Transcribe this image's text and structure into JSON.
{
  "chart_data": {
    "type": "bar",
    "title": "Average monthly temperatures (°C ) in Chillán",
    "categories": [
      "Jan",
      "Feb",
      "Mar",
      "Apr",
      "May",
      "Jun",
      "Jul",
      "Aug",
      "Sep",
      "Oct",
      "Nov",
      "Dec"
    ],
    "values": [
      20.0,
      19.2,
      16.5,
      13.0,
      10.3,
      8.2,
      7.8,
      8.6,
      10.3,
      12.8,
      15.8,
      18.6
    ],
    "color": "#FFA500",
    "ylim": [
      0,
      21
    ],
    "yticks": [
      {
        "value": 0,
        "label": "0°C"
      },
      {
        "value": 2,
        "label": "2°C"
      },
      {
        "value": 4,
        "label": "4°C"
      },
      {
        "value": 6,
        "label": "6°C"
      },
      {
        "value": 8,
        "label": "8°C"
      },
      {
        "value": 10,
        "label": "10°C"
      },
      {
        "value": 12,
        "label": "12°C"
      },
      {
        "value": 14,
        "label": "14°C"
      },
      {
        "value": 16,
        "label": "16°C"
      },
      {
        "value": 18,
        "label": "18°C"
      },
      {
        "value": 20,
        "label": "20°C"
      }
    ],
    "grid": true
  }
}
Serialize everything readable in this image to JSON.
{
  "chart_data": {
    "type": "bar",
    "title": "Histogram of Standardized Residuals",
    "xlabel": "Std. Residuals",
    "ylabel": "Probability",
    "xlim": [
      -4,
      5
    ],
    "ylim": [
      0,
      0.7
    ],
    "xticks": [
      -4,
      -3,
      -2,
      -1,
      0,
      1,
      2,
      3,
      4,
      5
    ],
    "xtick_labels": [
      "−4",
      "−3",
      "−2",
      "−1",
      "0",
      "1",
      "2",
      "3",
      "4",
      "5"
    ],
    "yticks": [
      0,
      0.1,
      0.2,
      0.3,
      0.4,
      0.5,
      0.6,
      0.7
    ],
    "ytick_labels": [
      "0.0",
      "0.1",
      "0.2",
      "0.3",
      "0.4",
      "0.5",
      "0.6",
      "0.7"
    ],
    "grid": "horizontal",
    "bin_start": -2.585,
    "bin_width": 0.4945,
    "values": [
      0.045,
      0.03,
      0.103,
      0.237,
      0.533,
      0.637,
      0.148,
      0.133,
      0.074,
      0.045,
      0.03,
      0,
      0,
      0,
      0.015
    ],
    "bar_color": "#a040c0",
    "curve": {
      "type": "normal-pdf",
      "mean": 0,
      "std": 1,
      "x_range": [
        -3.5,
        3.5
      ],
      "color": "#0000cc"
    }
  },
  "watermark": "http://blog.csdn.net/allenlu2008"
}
● ● ● ● ●
DESCRIPTION OF THE TASK:
Reproduce the complete set of lines precisely as supplied.

EXPECTED ANSWER:
Transcribe this image's text and structure into JSON.
{
  "chart_data": {
    "type": "bar",
    "title": "Average monthly temperatures (°C ) in Chillán",
    "categories": [
      "Jan",
      "Feb",
      "Mar",
      "Apr",
      "May",
      "Jun",
      "Jul",
      "Aug",
      "Sep",
      "Oct",
      "Nov",
      "Dec"
    ],
    "values": [
      20.0,
      19.2,
      16.5,
      13.0,
      10.3,
      8.2,
      7.8,
      8.6,
      10.3,
      12.8,
      15.8,
      18.6
    ],
    "color": "#FFA500",
    "ylim": [
      0,
      21
    ],
    "yticks": [
      {
        "value": 0,
        "label": "0°C"
      },
      {
        "value": 2,
        "label": "2°C"
      },
      {
        "value": 4,
        "label": "4°C"
      },
      {
        "value": 6,
        "label": "6°C"
      },
      {
        "value": 8,
        "label": "8°C"
      },
      {
        "value": 10,
        "label": "10°C"
      },
      {
        "value": 12,
        "label": "12°C"
      },
      {
        "value": 14,
        "label": "14°C"
      },
      {
        "value": 16,
        "label": "16°C"
      },
      {
        "value": 18,
        "label": "18°C"
      },
      {
        "value": 20,
        "label": "20°C"
      }
    ],
    "grid": true
  }
}
Serialize everything readable in this image to JSON.
{
  "chart_data": {
    "type": "bar",
    "title": "Histogram of Standardized Residuals",
    "xlabel": "Std. Residuals",
    "ylabel": "Probability",
    "xlim": [
      -4,
      5
    ],
    "ylim": [
      0,
      0.7
    ],
    "xticks": [
      -4,
      -3,
      -2,
      -1,
      0,
      1,
      2,
      3,
      4,
      5
    ],
    "xtick_labels": [
      "−4",
      "−3",
      "−2",
      "−1",
      "0",
      "1",
      "2",
      "3",
      "4",
      "5"
    ],
    "yticks": [
      0,
      0.1,
      0.2,
      0.3,
      0.4,
      0.5,
      0.6,
      0.7
    ],
    "ytick_labels": [
      "0.0",
      "0.1",
      "0.2",
      "0.3",
      "0.4",
      "0.5",
      "0.6",
      "0.7"
    ],
    "grid": "horizontal",
    "bin_start": -2.585,
    "bin_width": 0.4945,
    "values": [
      0.045,
      0.03,
      0.103,
      0.237,
      0.533,
      0.637,
      0.148,
      0.133,
      0.074,
      0.045,
      0.03,
      0,
      0,
      0,
      0.015
    ],
    "bar_color": "#a040c0",
    "curve": {
      "type": "normal-pdf",
      "mean": 0,
      "std": 1,
      "x_range": [
        -3.5,
        3.5
      ],
      "color": "#0000cc"
    }
  },
  "watermark": "http://blog.csdn.net/allenlu2008"
}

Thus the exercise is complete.